(Study text begins)

Enhancement of altered hepatic foci in rat liver and inhibition of intercellular communication in vitro by the pyrethroid insecticides fenvalerate, flucythrinate and cypermethrin.

H Hemming, S Flodström, L Wärngård

Index: Carcinogenesis 14(12) , 2531-5, (1993)

Full Text: HTML

Abstract

Male Sprague-Dawley rats dosed with N-nitrosodiethylamine (NDEA) 24 h after two-thirds partial hepatectomy were treated with the pyrethroid insecticides fenvalerate, flucythrinate or cypermethrin in the diet for 20 weeks. Altered hepatic foci were analyzed by quantitative stereology from paraffin-embedded sections stained for gamma-glutamyltranspeptidase (GGT) or glutathione S-transferase P (GST-P). The present results demonstrate that the pyrethroids tested all enhance the development of NDEA-initiated, GGT-positive foci in rat liver at non-hepatotoxic doses. On the contrary, the volume fractions of GST-P-positive foci were not elevated as compared to the control group. The three pyrethroids tested all inhibited the transfer of Lucifer Yellow CH between WB-F344 rat liver epithelial cells in culture, supporting the increase of GGT-positive foci and suggesting that these substances can act as tumour promoters. The discrepancy between the results from analyses using GGT or GST-P as markers emphasizes the importance of understanding the mechanism underlying the expression of different markers for preneoplastic lesions and the importance of such effects in tumour promotion.

(Study text ends)
(Extracted material begins)

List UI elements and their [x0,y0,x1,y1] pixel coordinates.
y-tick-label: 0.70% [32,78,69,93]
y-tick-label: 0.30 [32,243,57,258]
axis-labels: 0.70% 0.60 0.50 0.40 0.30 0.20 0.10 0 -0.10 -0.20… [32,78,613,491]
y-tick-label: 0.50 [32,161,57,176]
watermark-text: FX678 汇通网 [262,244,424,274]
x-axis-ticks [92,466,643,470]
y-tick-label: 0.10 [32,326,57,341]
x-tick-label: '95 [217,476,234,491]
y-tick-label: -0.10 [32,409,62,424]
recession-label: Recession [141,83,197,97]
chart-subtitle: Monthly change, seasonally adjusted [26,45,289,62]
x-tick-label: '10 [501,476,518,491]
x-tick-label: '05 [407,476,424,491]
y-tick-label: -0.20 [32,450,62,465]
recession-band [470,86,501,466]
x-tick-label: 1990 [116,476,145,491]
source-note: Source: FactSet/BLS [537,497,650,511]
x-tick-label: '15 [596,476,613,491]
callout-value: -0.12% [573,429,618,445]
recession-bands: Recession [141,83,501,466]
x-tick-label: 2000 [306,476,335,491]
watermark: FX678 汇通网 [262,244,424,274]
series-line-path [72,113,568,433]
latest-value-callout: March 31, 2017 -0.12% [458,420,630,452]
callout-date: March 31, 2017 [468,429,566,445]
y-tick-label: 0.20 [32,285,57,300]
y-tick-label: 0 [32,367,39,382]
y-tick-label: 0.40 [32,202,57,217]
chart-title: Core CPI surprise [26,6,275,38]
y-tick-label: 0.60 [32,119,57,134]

(Extracted material ends)

▶ [To do]
Decide whether each statement below agrees with the abstract, answering yes or no and quoting the words of the abstract that settle it. (a) The pyrethroids were given to the rats in their diet for 20 weeks. (b) The volume fractions of GST-P-positive foci rose above those of the control group. (c) Only two of the three pyrethroids inhibited the transfer of Lucifer Yellow CH between cultured rat liver cells.

▶ [Output for this exercise]
(a) Yes: "treated with the pyrethroid insecticides fenvalerate, flucythrinate or cypermethrin in the diet for 20 weeks"
(b) No: "the volume fractions of GST-P-positive foci were not elevated as compared to the control group"
(c) No: "The three pyrethroids tested all inhibited the transfer of Lucifer Yellow CH between WB-F344 rat liver epithelial cells in culture"